Stored items from a collection
──────────
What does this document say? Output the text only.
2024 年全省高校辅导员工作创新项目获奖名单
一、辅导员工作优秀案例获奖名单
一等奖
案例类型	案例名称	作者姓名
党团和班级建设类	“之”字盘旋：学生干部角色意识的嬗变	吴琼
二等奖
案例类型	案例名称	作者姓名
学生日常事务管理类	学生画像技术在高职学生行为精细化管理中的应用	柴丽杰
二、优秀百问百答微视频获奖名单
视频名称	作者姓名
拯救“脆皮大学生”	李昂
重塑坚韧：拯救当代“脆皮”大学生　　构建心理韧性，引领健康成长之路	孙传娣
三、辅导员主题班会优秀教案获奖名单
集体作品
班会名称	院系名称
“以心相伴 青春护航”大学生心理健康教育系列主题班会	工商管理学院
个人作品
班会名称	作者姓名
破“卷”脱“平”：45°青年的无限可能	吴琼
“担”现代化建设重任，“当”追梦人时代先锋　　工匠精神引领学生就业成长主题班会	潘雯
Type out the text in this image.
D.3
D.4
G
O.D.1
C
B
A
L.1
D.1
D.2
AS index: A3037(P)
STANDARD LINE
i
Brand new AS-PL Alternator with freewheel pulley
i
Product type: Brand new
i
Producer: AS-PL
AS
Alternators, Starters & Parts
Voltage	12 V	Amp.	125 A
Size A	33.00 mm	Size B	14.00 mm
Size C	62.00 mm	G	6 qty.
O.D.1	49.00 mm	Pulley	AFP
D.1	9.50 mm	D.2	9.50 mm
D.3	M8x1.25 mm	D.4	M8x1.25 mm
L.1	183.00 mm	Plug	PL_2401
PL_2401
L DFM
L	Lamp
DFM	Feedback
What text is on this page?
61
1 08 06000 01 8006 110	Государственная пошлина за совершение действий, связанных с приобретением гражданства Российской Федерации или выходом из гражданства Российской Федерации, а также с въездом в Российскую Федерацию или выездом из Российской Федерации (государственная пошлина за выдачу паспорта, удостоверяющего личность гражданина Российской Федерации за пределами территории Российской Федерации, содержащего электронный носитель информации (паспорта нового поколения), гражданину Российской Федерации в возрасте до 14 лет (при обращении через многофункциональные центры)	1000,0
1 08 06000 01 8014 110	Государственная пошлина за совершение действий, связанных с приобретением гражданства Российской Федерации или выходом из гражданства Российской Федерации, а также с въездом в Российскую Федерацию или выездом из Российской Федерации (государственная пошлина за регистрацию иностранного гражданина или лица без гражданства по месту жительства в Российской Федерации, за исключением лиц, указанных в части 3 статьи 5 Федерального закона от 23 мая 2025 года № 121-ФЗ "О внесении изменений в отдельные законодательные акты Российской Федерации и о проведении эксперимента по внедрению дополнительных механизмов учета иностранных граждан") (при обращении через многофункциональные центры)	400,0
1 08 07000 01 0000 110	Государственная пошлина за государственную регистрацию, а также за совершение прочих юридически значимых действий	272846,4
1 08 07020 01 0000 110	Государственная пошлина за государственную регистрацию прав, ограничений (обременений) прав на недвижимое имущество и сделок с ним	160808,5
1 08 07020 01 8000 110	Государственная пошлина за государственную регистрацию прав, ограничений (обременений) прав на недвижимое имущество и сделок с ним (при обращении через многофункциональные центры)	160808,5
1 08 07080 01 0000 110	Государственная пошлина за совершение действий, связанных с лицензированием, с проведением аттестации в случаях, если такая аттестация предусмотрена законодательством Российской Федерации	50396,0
──────────
Aim of the task: Extract every line from the records above that contains the word "ограничений".

Task output:
1 08 07020 01 0000 110	Государственная пошлина за государственную регистрацию прав, ограничений (обременений) прав на недвижимое имущество и сделок с ним	160808,5
1 08 07020 01 8000 110	Государственная пошлина за государственную регистрацию прав, ограничений (обременений) прав на недвижимое имущество и сделок с ним (при обращении через многофункциональные центры)	160808,5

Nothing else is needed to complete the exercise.